§ **To do**:
[1] In the Bob the Ref interview, how did Bob get his refereeing job at CAC?
[2] Edit the records, starting at the first line of the records and stopping after the line that contains "view-simulation-button[interactable]: View Simulation". Output only those lines, with "Prod. Order Status" replaced by "Production Order Status" and everything else unchanged.

§ **Page extract**:
----

Over the past year, I have had the unspeakable pleasure of working with the man and soon to be legend, known as Bob the Ref. Bob has taken to CAC like a fish to the water that we humans so often pee in when we swim in it…any correlation to reffing? I think so. Today, I give the man who has taken more than his fair share of s#it from You People an opportunity to give a little back.
1. Bob, it’s a pleasure to have you step into the Corner. Please tell us where you are from and how you came to CAC.
All good referees, as you know from your own experience, train hours a day on the physical, mental and game management aspects of the game, learning by reviewing tapes and testing to ensure that the referee’s knowledge of game rules and nuances is second to none. Of course, I just fell into this gig by answering an ad on Craig’s List. I think Tibbs and Josh saw that I was breathing, had a striped shirt with a patch on it that I stole off a homeless guy at the Kendall Square T stop on the way to the interview and didn’t drool, so figured I was legit.

----

§ **Data provided**:
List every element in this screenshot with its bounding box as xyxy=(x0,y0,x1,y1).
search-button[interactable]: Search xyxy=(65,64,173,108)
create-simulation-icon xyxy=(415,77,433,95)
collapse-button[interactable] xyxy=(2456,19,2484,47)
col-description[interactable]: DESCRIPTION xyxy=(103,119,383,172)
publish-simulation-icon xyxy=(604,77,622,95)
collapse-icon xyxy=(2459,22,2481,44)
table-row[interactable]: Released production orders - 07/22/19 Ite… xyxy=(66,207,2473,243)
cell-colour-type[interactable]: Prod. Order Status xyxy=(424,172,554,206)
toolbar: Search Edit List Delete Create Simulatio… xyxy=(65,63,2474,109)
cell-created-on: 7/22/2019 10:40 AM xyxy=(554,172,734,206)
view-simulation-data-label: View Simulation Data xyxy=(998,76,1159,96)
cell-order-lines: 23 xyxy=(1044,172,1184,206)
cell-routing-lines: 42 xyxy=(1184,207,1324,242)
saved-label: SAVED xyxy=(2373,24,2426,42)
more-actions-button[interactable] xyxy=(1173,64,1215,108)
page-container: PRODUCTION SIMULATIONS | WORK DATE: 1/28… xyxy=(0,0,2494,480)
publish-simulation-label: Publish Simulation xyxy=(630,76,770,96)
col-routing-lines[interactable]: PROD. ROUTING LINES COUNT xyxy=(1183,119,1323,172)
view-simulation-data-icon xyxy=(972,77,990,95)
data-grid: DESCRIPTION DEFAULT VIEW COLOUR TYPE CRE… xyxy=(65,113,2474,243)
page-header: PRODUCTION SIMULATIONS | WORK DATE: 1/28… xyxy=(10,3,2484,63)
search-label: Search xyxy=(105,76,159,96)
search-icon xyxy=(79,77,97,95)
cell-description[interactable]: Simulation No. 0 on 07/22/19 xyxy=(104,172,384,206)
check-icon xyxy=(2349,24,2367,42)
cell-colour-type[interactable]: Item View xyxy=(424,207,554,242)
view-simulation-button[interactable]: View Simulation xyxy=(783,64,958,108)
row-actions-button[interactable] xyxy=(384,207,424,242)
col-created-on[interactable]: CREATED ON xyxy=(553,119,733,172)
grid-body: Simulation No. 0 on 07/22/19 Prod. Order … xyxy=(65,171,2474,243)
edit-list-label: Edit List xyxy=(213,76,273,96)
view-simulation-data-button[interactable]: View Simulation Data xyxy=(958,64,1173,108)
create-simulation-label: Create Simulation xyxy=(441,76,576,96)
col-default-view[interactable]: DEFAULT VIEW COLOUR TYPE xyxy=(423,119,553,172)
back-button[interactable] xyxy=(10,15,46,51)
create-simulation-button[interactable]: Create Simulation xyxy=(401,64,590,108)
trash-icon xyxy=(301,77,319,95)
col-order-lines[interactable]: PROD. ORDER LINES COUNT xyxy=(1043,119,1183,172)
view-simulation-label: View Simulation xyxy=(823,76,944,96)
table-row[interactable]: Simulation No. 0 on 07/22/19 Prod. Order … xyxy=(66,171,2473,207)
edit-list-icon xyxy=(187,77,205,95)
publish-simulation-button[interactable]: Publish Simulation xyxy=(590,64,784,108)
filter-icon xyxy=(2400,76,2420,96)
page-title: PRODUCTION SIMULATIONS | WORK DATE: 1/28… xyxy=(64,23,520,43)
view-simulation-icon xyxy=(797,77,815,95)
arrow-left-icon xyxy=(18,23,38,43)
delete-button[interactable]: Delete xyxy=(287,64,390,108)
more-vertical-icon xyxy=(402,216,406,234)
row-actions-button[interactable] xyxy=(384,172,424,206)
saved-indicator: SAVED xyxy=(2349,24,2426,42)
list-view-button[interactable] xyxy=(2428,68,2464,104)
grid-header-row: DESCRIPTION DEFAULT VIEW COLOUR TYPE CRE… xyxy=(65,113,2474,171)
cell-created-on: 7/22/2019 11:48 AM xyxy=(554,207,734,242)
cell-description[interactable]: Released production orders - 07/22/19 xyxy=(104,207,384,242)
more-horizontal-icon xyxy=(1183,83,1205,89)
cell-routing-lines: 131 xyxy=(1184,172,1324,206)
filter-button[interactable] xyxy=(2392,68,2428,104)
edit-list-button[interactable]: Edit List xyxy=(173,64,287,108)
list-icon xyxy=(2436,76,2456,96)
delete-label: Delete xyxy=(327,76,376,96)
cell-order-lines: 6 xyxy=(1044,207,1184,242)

----

§ **Set of answers**:
[1] He answered an ad on Craig's List.

[2]
List every element in this screenshot with its bounding box as xyxy=(x0,y0,x1,y1).
search-button[interactable]: Search xyxy=(65,64,173,108)
create-simulation-icon xyxy=(415,77,433,95)
collapse-button[interactable] xyxy=(2456,19,2484,47)
col-description[interactable]: DESCRIPTION xyxy=(103,119,383,172)
publish-simulation-icon xyxy=(604,77,622,95)
collapse-icon xyxy=(2459,22,2481,44)
table-row[interactable]: Released production orders - 07/22/19 Ite… xyxy=(66,207,2473,243)
cell-colour-type[interactable]: Production Order Status xyxy=(424,172,554,206)
toolbar: Search Edit List Delete Create Simulatio… xyxy=(65,63,2474,109)
cell-created-on: 7/22/2019 10:40 AM xyxy=(554,172,734,206)
view-simulation-data-label: View Simulation Data xyxy=(998,76,1159,96)
cell-order-lines: 23 xyxy=(1044,172,1184,206)
cell-routing-lines: 42 xyxy=(1184,207,1324,242)
saved-label: SAVED xyxy=(2373,24,2426,42)
more-actions-button[interactable] xyxy=(1173,64,1215,108)
page-container: PRODUCTION SIMULATIONS | WORK DATE: 1/28… xyxy=(0,0,2494,480)
publish-simulation-label: Publish Simulation xyxy=(630,76,770,96)
col-routing-lines[interactable]: PROD. ROUTING LINES COUNT xyxy=(1183,119,1323,172)
view-simulation-data-icon xyxy=(972,77,990,95)
data-grid: DESCRIPTION DEFAULT VIEW COLOUR TYPE CRE… xyxy=(65,113,2474,243)
page-header: PRODUCTION SIMULATIONS | WORK DATE: 1/28… xyxy=(10,3,2484,63)
search-label: Search xyxy=(105,76,159,96)
search-icon xyxy=(79,77,97,95)
cell-description[interactable]: Simulation No. 0 on 07/22/19 xyxy=(104,172,384,206)
check-icon xyxy=(2349,24,2367,42)
cell-colour-type[interactable]: Item View xyxy=(424,207,554,242)
view-simulation-button[interactable]: View Simulation xyxy=(783,64,958,108)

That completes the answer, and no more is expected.